- [SCOPO DEL COMPITO] Prosegui il brano sulla difficile stagione dei neroverdi di Bitonto, partendo dopo la sua ultima frase.

- [BRANO SELEZIONATO]
UNA PARTITA, MILLE MOTIVAZIONI PER CENTRARE L’OBIETTIVO

Era un venerdì di metà settembre. In quel giorno fu spezzato il sogno di una intera comunità, atteso 99 lunghissimi anni. Il senso di rabbia e ingiustizia si mescola, nelle ore immediatamente successive, ai dubbi e alle incertezze, ai silenzi e alle paure di una intera città. Ma l’amore per i colori neroverdi andò ben oltre ogni forma di smarrimento e di amarezza.

Si ripartì. In fretta e furia. Dalle ceneri di un’estate che travolse il calcio bitontino.

Ricominciò l’avventura, nel mare della fatica e delle difficoltà. Costruendo una squadra in pochissime frenetiche ore, affrontando pochi giorni dopo subito la prima di campionato senza un briciolo di preparazione. Una squadra che ha dovuto fare sul serio sin da subito, senza avere la giusta birra in corpo, senza avere le giuste alchimie dentro e fuori al campo. Ragazzi arrivati a Bitonto, presi e gettati nella mischia.

Ma il leone sa che deve essere più forte di tutto e di tutti. E prova a farlo. In una stagione di autentica resilienza neroverde: tre ondate Covid nel gruppo squadra, a Novembre, Gennaio e Marzo; una serie interminabile e mai vista prima di sfortuna ed infortuni, tra crociati, legamenti, problemi muscolari e ossei di ogni genere, persino un malanno cardiaco. E poi partite disgraziate, un cambio di guida tecnica per provare a dare uno scossone all’ambiente, il tour de force di febbraio con otto partite in venticinque giorni. E ancora, le tragedie di inizio Aprile, con le perdite del presidente onorario Giuseppe Rossiello e della voce Ciccio Marrone.

- [MATERIALE ESTRATTO]
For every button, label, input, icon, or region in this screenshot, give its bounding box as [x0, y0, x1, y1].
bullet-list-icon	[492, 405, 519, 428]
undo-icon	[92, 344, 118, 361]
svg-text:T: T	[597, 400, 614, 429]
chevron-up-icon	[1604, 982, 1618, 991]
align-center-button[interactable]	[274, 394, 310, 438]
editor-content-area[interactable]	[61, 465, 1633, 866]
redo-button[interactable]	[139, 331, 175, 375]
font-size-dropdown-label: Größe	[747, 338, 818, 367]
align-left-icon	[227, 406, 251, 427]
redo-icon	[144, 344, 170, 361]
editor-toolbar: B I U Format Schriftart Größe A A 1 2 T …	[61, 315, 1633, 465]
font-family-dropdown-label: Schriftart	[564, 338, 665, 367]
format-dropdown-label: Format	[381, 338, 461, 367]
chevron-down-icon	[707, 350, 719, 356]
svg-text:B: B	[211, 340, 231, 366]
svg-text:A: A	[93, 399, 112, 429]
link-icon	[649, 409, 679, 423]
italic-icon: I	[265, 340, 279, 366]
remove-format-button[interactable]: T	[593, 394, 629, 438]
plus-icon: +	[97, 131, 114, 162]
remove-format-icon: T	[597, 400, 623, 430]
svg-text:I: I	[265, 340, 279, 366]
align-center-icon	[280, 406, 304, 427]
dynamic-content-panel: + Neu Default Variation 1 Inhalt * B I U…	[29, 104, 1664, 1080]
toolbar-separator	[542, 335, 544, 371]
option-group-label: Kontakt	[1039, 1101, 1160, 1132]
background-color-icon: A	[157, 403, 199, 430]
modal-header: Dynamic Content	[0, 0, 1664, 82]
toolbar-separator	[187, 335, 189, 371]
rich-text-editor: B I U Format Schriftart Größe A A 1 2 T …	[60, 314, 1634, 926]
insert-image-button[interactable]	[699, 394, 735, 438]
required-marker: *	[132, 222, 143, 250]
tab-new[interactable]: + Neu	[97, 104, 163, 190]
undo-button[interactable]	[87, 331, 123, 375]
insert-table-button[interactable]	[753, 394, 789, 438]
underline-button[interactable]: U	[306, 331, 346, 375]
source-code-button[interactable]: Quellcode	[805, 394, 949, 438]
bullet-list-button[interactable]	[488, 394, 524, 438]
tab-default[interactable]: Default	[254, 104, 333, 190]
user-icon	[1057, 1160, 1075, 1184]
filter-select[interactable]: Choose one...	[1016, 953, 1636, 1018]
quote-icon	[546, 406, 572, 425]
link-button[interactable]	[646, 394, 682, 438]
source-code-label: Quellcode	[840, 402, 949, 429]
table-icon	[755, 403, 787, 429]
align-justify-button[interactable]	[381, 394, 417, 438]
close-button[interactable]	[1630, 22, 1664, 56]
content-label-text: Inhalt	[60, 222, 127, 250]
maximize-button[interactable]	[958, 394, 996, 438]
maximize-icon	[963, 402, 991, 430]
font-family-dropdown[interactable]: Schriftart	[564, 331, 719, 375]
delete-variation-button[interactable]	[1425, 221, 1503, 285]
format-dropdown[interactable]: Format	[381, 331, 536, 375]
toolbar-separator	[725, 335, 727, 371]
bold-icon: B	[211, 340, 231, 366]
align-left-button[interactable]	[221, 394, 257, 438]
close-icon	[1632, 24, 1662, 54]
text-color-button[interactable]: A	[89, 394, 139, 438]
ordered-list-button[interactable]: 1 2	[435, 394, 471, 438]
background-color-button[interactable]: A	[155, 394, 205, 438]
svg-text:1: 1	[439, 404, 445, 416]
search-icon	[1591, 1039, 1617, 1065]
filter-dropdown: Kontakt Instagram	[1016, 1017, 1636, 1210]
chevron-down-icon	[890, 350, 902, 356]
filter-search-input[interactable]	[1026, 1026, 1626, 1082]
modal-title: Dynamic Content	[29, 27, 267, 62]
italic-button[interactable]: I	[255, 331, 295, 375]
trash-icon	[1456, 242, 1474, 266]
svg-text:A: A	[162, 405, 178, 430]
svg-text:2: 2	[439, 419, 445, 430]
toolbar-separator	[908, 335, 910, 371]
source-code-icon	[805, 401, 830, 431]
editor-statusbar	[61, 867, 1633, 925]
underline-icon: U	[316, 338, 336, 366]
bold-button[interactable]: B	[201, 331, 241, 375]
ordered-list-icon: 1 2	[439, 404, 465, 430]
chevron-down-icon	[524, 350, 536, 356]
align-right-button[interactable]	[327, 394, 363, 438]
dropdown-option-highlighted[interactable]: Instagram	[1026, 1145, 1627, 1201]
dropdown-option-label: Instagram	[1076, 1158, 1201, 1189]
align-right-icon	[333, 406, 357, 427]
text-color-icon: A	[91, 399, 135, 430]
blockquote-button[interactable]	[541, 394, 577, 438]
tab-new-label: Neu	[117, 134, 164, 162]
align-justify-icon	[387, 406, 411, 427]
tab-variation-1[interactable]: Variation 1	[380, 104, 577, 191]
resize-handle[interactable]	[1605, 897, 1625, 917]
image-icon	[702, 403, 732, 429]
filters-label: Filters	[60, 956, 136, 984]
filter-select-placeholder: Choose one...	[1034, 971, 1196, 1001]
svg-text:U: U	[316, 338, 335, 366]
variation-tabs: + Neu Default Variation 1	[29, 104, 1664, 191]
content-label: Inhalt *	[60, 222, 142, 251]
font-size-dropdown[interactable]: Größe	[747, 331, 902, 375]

- [RISPOSTA AL COMPITO]
Ma solo un grande gruppo, solo veri uomini sanno compattarsi, sanno chiudersi all’interno di uno spogliatoio per guardarsi negli occhi, sanno far fronte a qualsiasi disavventura e sanno a rialzarsi.

A inizio febbraio eravamo terzultimi (vero, con alcune partite da recuperare, ma pur sempre lontani dalle zone nobili della classifica). Da allora la scalata, lenta, faticosa, silenziosa, inesorabile. Poi arriva l’impresa di Casarano, che apre scenari impensabili solo qualche settimana prima. Si giunge così all’ultima di campionato e siamo padroni del nostro destino, artefici del nostro futuro, senza dipendere da nessun altro.

Ora non ci resta che fare una cosa sola.

Vincere, per ripagare tutti gli sforzi di una stagione incredibile e irripetibile nella sua straordinaria eccezionalità.

Vincere, per concludere con un grande sorriso questo faticoso cammino e regalarsi la vetrina dei playoff.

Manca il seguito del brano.